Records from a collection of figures
▬▬▬
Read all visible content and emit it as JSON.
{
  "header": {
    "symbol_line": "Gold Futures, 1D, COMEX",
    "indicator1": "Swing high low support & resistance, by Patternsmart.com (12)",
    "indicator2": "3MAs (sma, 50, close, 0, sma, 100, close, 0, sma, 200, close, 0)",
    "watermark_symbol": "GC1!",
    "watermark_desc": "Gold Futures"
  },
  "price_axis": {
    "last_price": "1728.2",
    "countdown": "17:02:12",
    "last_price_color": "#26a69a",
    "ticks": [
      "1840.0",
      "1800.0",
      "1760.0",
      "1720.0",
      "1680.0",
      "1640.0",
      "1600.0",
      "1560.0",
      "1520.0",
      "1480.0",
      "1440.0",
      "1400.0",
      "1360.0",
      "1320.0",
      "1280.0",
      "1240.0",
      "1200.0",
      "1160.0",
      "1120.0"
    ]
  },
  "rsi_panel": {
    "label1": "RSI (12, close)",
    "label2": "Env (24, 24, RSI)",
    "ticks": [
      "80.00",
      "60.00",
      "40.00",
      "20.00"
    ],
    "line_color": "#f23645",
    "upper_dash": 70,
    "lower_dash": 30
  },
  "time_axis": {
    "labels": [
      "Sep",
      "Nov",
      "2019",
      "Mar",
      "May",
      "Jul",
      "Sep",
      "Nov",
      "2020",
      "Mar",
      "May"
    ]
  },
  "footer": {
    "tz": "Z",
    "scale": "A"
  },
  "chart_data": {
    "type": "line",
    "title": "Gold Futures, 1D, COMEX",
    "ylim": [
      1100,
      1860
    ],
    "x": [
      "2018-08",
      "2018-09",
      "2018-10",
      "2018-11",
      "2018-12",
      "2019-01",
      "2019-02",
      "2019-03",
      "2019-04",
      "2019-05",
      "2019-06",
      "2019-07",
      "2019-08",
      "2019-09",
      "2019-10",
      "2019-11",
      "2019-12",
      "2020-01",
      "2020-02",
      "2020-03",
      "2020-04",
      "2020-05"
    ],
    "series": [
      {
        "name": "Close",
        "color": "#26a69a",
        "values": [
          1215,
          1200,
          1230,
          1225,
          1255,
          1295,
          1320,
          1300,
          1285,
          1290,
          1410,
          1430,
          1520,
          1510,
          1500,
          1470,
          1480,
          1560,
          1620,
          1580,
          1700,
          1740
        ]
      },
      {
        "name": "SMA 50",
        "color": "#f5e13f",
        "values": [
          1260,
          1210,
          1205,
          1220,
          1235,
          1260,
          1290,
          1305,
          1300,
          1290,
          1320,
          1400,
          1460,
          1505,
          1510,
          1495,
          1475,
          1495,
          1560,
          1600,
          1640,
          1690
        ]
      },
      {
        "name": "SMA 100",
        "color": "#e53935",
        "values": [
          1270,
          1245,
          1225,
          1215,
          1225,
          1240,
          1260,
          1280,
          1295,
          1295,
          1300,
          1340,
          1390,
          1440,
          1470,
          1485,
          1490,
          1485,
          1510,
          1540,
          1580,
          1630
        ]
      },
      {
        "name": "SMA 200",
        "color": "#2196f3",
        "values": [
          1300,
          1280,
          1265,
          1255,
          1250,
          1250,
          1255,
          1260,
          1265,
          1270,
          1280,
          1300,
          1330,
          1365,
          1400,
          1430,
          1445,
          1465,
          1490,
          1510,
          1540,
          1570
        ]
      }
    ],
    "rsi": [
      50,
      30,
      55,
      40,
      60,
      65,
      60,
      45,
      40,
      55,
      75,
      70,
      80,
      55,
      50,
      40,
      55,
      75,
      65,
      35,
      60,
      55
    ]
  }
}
▬▬▬
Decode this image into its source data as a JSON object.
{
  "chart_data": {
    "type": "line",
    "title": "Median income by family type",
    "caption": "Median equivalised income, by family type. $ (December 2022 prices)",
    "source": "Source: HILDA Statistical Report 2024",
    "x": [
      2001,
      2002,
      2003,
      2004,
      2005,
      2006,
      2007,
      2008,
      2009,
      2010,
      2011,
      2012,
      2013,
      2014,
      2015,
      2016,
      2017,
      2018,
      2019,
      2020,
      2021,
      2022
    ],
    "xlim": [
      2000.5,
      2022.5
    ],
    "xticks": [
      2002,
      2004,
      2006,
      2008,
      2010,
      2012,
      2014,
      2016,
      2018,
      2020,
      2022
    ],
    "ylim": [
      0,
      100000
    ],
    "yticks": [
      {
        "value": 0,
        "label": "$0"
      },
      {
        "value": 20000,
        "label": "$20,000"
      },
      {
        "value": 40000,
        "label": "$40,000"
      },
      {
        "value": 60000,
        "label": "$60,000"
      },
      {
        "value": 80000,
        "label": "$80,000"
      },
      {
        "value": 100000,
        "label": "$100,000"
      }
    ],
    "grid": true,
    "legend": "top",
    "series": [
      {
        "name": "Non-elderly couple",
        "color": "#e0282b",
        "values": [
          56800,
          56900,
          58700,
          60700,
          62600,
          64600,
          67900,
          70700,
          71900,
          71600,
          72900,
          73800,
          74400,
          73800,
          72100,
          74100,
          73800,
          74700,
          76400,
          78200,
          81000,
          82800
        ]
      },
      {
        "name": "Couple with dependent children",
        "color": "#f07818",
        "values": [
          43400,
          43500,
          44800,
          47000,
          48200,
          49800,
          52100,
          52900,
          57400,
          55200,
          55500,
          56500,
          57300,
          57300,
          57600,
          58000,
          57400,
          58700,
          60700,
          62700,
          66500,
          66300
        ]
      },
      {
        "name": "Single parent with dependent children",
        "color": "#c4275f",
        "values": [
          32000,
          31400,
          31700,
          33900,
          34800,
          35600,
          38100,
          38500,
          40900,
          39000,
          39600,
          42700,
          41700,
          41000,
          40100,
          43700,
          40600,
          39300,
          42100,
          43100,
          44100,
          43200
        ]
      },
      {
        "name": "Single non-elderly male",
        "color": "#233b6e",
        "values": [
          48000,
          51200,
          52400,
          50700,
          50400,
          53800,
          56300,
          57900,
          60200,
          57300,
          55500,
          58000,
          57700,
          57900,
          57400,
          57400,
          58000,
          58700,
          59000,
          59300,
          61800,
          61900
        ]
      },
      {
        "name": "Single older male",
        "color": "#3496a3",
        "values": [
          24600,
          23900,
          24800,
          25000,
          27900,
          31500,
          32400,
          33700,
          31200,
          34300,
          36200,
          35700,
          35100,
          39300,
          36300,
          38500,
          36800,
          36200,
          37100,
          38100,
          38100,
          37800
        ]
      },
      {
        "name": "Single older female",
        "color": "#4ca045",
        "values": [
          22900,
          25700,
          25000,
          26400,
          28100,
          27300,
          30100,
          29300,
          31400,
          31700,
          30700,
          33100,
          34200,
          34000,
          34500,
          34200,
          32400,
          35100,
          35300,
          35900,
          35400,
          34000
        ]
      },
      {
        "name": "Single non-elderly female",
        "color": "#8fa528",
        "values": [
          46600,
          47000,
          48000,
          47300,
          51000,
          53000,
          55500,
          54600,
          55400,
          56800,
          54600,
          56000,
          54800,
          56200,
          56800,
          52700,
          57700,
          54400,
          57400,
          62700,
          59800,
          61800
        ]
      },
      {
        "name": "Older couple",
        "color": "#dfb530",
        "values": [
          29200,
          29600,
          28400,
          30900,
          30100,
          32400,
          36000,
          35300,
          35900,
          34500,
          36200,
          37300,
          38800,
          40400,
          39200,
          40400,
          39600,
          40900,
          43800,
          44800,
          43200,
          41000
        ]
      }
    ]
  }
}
▬▬▬
» **Your task**: Only the number is wanted: how many lines in the entries above contain the string "female"?

» **Solution to the exercise**: 2